* START Supplied material *

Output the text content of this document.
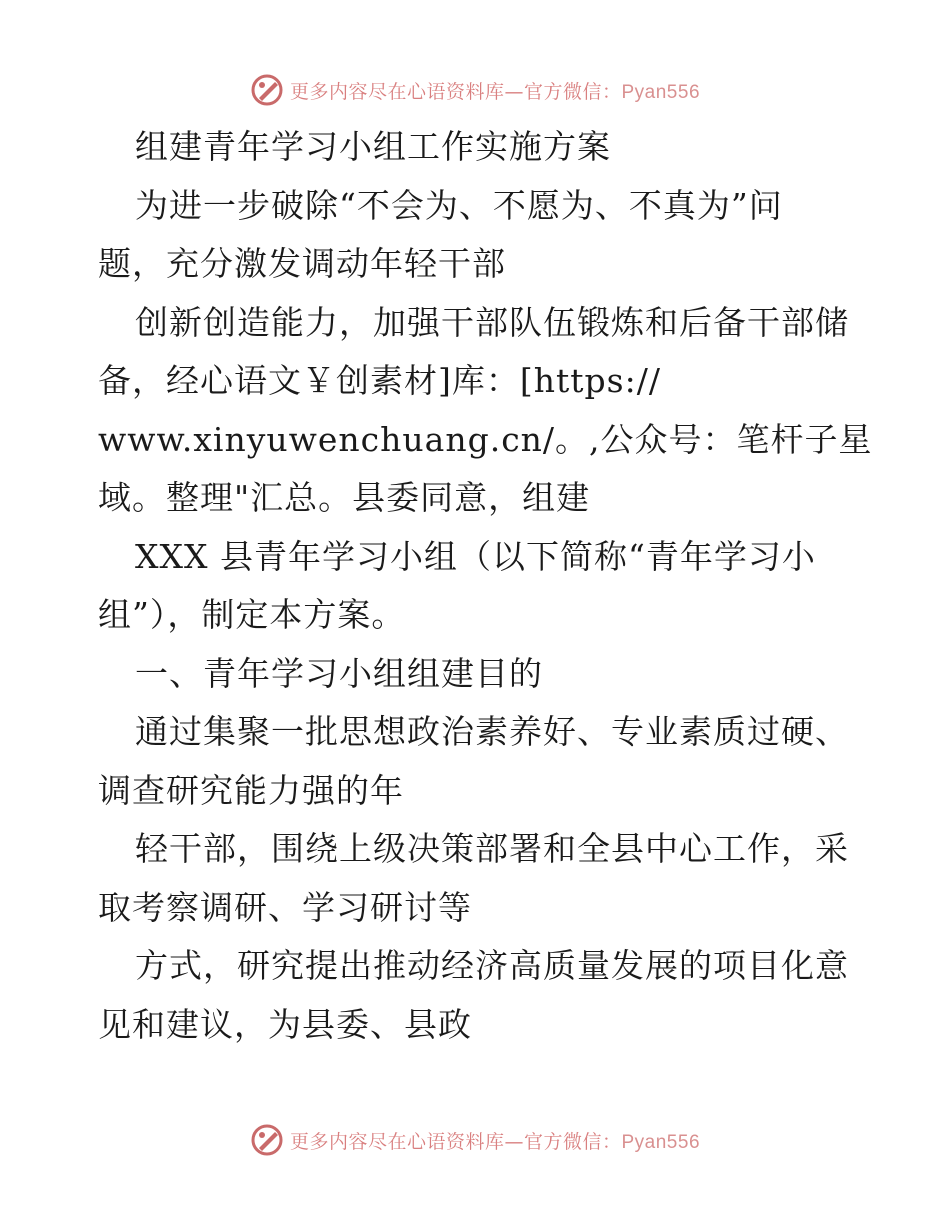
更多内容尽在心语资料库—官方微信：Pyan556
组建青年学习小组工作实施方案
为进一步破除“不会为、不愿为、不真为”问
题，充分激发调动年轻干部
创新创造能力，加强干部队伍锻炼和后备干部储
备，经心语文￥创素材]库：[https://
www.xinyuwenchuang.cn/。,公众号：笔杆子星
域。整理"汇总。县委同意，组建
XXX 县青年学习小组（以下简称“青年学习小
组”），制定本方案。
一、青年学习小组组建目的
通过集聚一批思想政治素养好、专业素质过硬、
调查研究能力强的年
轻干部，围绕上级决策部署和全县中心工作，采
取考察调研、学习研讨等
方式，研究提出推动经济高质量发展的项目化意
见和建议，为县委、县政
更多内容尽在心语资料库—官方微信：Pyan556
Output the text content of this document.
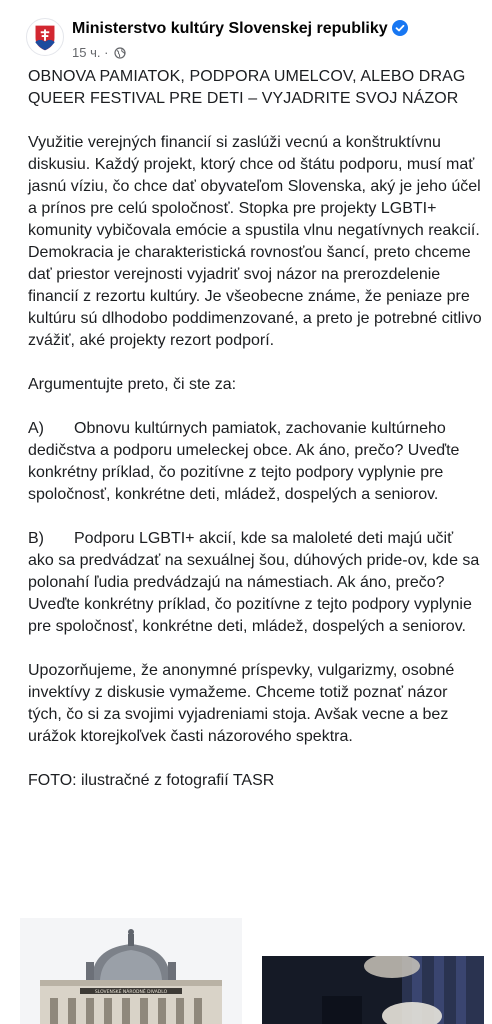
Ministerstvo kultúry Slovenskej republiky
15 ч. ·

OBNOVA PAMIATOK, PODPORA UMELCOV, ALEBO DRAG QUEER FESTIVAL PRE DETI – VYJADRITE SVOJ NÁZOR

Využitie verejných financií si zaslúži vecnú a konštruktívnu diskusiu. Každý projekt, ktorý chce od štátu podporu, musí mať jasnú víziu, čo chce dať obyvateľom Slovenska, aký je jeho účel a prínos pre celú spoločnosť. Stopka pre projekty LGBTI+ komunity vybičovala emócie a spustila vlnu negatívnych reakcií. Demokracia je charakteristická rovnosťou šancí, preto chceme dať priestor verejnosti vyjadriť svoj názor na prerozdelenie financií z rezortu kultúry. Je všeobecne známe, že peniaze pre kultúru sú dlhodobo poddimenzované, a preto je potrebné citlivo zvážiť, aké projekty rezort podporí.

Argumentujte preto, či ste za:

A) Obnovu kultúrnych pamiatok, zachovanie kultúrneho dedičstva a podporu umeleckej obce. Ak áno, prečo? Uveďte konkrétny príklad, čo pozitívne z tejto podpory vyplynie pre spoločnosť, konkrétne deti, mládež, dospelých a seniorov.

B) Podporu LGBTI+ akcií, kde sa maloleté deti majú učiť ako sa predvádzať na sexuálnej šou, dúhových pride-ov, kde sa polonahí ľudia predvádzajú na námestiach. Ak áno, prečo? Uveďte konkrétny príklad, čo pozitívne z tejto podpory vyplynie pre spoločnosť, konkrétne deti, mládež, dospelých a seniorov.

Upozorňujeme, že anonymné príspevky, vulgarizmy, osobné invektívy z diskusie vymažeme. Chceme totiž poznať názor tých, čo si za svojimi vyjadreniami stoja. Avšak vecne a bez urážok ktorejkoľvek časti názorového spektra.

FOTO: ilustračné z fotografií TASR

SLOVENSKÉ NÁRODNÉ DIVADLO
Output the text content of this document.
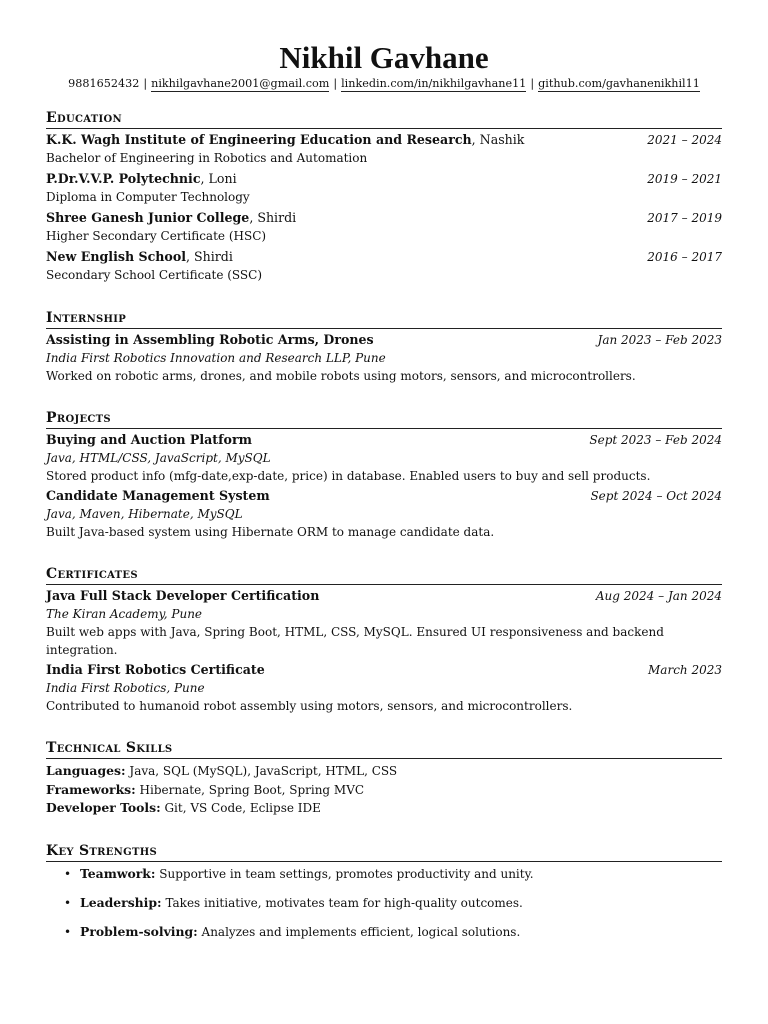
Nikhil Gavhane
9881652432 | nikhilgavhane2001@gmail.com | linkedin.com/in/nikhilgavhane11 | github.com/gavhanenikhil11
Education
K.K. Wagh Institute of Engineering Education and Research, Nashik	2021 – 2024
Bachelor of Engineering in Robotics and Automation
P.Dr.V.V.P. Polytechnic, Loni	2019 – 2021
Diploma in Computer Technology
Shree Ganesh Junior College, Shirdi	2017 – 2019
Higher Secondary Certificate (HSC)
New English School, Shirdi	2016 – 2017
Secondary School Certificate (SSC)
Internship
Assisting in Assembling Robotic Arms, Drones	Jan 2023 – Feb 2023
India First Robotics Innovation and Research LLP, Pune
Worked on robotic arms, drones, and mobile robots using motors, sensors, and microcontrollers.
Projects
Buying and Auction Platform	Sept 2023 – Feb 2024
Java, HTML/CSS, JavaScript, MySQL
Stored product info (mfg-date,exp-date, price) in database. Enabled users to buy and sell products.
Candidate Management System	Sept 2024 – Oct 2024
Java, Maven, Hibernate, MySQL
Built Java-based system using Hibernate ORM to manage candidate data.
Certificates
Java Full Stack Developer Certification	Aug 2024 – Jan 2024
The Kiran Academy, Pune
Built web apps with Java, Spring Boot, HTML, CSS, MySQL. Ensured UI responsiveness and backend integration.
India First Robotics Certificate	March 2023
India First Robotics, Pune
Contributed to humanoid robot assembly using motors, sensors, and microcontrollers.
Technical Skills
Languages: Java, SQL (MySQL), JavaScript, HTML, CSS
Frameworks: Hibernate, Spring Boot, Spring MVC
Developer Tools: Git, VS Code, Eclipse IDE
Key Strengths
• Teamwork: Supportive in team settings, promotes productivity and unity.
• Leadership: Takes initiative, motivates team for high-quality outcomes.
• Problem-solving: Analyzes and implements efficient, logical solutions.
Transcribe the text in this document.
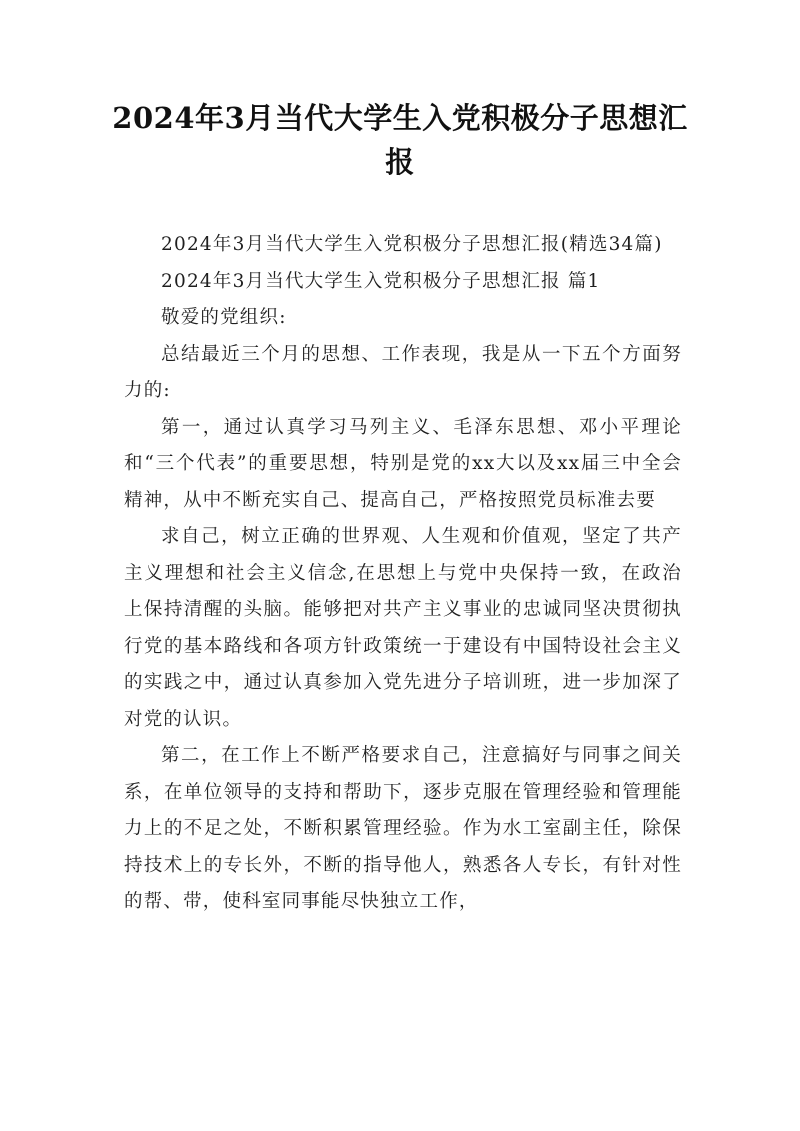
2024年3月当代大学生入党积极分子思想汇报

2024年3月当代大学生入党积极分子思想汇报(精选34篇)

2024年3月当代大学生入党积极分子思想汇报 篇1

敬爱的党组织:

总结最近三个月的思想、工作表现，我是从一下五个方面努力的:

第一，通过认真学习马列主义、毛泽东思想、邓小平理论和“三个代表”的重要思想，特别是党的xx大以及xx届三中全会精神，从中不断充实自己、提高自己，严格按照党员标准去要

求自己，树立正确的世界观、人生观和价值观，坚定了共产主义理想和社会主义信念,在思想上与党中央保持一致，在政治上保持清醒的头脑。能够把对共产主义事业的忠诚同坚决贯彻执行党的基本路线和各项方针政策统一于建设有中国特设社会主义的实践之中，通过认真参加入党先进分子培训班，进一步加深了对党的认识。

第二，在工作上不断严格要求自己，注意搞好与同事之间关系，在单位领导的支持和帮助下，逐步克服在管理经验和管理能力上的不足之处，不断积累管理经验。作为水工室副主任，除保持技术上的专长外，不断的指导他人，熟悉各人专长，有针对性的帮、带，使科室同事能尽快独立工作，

* END Supplied material *

**Required work:** Identify lines with the string "microcontrollers". Copy each one.

**Complete output:**
Worked on robotic arms, drones, and mobile robots using motors, sensors, and microcontrollers.
Contributed to humanoid robot assembly using motors, sensors, and microcontrollers.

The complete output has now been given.